- _Problem description_
Leave out the pictures and repeat the data exactly.
— BEGIN Input records —
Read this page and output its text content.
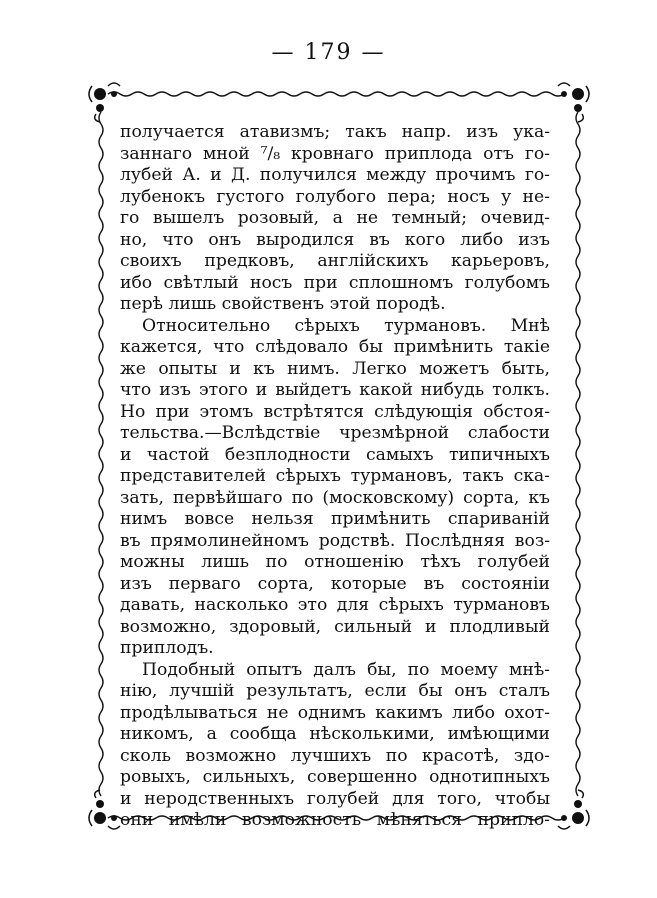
— 179 —
получается атавизмъ; такъ напр. изъ ука-
заннаго мной ⁷/₈ кровнаго приплода отъ го-
лубей А. и Д. получился между прочимъ го-
лубенокъ густого голубого пера; носъ у не-
го вышелъ розовый, а не темный; очевид-
но, что онъ выродился въ кого либо изъ
своихъ предковъ, англійскихъ карьеровъ,
ибо свѣтлый носъ при сплошномъ голубомъ
перѣ лишь свойственъ этой породѣ.
Относительно сѣрыхъ турмановъ. Мнѣ
кажется, что слѣдовало бы примѣнить такіе
же опыты и къ нимъ. Легко можетъ быть,
что изъ этого и выйдетъ какой нибудь толкъ.
Но при этомъ встрѣтятся слѣдующія обстоя-
тельства.—Вслѣдствіе чрезмѣрной слабости
и частой безплодности самыхъ типичныхъ
представителей сѣрыхъ турмановъ, такъ ска-
зать, первѣйшаго по (московскому) сорта, къ
нимъ вовсе нельзя примѣнить спариваній
въ прямолинейномъ родствѣ. Послѣдняя воз-
можны лишь по отношенію тѣхъ голубей
изъ перваго сорта, которые въ состояніи
давать, насколько это для сѣрыхъ турмановъ
возможно, здоровый, сильный и плодливый
приплодъ.
Подобный опытъ далъ бы, по моему мнѣ-
нію, лучшій результатъ, если бы онъ сталъ
продѣлываться не однимъ какимъ либо охот-
никомъ, а сообща нѣсколькими, имѣющими
сколь возможно лучшихъ по красотѣ, здо-
ровыхъ, сильныхъ, совершенно однотипныхъ
и неродственныхъ голубей для того, чтобы
они имѣли возможность мѣняться припло-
— END Input records —
- _Result of this task_
Read this page and output its text content.
— 179 —
получается атавизмъ; такъ напр. изъ ука-
заннаго мной ⁷/₈ кровнаго приплода отъ го-
лубей А. и Д. получился между прочимъ го-
лубенокъ густого голубого пера; носъ у не-
го вышелъ розовый, а не темный; очевид-
но, что онъ выродился въ кого либо изъ
своихъ предковъ, англійскихъ карьеровъ,
ибо свѣтлый носъ при сплошномъ голубомъ
перѣ лишь свойственъ этой породѣ.
Относительно сѣрыхъ турмановъ. Мнѣ
кажется, что слѣдовало бы примѣнить такіе
же опыты и къ нимъ. Легко можетъ быть,
что изъ этого и выйдетъ какой нибудь толкъ.
Но при этомъ встрѣтятся слѣдующія обстоя-
тельства.—Вслѣдствіе чрезмѣрной слабости
и частой безплодности самыхъ типичныхъ
представителей сѣрыхъ турмановъ, такъ ска-
зать, первѣйшаго по (московскому) сорта, къ
нимъ вовсе нельзя примѣнить спариваній
въ прямолинейномъ родствѣ. Послѣдняя воз-
можны лишь по отношенію тѣхъ голубей
изъ перваго сорта, которые въ состояніи
давать, насколько это для сѣрыхъ турмановъ
возможно, здоровый, сильный и плодливый
приплодъ.
Подобный опытъ далъ бы, по моему мнѣ-
нію, лучшій результатъ, если бы онъ сталъ
продѣлываться не однимъ какимъ либо охот-
никомъ, а сообща нѣсколькими, имѣющими
сколь возможно лучшихъ по красотѣ, здо-
ровыхъ, сильныхъ, совершенно однотипныхъ
и неродственныхъ голубей для того, чтобы
они имѣли возможность мѣняться припло-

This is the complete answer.